'''

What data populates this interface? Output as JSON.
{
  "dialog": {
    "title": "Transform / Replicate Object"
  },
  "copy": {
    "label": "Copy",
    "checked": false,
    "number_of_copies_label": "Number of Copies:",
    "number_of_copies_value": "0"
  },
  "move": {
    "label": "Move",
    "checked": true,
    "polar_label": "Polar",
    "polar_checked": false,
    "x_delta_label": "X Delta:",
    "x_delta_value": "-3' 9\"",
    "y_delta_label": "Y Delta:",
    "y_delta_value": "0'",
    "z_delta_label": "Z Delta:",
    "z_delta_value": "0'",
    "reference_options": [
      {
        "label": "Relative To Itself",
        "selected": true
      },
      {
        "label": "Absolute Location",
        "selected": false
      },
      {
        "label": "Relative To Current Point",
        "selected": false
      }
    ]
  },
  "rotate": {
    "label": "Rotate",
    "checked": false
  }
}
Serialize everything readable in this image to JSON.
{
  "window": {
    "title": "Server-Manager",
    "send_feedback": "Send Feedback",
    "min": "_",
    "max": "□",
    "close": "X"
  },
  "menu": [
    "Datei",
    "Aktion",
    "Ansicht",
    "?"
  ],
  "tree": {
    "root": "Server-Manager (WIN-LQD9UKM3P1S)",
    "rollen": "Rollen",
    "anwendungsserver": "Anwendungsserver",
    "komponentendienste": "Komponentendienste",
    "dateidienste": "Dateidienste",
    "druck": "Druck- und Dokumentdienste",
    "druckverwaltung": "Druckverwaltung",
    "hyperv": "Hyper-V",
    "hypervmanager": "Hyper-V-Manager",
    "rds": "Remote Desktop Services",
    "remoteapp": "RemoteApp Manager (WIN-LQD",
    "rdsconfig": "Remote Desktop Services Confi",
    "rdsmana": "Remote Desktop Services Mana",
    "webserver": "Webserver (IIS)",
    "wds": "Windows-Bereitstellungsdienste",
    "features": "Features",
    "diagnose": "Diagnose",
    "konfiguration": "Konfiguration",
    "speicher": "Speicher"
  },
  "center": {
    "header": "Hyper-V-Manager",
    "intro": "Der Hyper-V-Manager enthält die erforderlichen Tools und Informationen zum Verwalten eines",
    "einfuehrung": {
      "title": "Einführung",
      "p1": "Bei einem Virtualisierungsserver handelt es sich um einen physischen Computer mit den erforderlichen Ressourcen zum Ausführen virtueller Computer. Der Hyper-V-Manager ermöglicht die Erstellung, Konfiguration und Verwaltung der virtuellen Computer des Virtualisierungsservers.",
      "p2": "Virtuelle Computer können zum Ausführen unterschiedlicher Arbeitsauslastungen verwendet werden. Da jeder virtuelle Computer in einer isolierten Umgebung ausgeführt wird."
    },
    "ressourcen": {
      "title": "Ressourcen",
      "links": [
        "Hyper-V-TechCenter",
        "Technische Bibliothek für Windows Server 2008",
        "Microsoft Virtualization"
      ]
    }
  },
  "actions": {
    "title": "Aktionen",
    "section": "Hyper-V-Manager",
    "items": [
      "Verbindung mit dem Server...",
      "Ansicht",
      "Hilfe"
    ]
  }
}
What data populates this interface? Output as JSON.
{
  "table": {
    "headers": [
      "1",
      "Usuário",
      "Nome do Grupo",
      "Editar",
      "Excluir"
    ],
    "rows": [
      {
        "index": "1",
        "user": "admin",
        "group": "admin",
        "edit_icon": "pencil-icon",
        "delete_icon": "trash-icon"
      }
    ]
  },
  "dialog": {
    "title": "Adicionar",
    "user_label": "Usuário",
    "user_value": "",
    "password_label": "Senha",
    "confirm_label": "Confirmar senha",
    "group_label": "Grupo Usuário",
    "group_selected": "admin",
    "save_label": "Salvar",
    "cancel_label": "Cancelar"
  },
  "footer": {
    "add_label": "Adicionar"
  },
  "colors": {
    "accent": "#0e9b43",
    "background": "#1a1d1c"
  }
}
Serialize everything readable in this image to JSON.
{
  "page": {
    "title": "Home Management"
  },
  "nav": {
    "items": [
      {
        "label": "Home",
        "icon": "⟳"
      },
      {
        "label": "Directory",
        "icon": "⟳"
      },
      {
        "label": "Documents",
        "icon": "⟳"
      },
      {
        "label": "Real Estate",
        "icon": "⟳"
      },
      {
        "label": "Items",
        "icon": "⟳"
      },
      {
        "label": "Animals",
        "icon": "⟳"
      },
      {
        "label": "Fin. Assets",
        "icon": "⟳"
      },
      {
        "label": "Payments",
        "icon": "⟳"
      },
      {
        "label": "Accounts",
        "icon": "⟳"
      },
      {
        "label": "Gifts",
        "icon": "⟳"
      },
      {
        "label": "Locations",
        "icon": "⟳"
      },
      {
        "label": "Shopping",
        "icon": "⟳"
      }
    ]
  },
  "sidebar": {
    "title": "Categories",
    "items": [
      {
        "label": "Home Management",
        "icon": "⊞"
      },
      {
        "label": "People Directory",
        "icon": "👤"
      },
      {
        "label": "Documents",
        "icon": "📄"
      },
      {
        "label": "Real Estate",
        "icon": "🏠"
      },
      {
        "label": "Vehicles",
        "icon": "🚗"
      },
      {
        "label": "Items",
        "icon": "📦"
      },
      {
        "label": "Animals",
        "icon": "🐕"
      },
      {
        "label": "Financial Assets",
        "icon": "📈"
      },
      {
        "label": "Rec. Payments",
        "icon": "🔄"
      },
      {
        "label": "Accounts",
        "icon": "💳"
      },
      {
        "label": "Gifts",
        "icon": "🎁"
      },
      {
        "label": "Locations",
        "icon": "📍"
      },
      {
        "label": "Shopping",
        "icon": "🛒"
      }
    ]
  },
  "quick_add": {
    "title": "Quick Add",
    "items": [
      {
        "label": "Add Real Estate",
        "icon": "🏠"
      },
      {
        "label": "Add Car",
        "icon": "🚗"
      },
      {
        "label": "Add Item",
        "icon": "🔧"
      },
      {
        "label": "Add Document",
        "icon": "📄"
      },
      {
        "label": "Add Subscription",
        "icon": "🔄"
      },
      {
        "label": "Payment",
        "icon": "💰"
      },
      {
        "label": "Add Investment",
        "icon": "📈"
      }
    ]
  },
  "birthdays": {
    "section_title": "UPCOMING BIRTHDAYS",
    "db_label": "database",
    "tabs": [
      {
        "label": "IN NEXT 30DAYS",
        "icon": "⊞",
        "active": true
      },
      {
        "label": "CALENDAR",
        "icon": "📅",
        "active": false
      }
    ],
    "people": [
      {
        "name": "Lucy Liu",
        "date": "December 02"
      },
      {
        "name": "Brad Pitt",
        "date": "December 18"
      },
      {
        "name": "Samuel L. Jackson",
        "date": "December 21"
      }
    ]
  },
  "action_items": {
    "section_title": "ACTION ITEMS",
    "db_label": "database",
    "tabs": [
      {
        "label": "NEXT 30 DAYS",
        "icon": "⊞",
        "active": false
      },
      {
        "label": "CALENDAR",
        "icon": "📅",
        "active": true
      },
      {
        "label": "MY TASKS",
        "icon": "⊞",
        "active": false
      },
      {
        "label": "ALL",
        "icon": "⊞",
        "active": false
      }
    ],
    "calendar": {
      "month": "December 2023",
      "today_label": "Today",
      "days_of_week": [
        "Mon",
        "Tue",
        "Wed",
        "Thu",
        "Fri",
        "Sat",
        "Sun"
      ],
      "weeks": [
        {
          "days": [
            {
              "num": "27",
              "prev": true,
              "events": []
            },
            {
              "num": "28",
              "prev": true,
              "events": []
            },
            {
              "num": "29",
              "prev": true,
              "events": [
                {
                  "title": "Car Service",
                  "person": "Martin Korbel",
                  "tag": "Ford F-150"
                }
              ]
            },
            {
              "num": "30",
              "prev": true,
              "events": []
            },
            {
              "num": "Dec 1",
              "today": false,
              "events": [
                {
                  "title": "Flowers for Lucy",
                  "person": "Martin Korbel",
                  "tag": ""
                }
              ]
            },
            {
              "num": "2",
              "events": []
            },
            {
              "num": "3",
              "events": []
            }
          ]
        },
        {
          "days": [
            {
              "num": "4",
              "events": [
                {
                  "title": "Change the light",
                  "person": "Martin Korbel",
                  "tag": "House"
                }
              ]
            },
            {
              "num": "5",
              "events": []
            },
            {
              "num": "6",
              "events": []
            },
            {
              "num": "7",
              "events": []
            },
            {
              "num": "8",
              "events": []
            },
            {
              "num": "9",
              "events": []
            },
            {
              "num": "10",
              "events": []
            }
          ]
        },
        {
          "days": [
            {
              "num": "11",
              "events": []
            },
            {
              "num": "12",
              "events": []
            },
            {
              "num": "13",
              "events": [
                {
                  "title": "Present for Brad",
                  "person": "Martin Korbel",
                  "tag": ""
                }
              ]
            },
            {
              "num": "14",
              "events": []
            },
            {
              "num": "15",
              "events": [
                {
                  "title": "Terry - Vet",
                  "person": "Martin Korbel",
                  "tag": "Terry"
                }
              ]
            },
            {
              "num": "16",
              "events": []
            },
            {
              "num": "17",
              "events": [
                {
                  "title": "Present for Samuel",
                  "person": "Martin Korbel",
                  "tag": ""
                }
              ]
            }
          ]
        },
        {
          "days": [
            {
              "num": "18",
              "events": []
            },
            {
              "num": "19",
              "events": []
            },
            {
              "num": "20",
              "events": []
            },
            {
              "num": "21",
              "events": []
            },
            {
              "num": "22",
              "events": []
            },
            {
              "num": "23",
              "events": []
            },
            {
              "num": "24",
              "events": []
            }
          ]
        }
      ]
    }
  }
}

'''

* Short exercise *
Scan the records above, count the lines with "erforderlichen" in them, and give only the number.

* The output *
2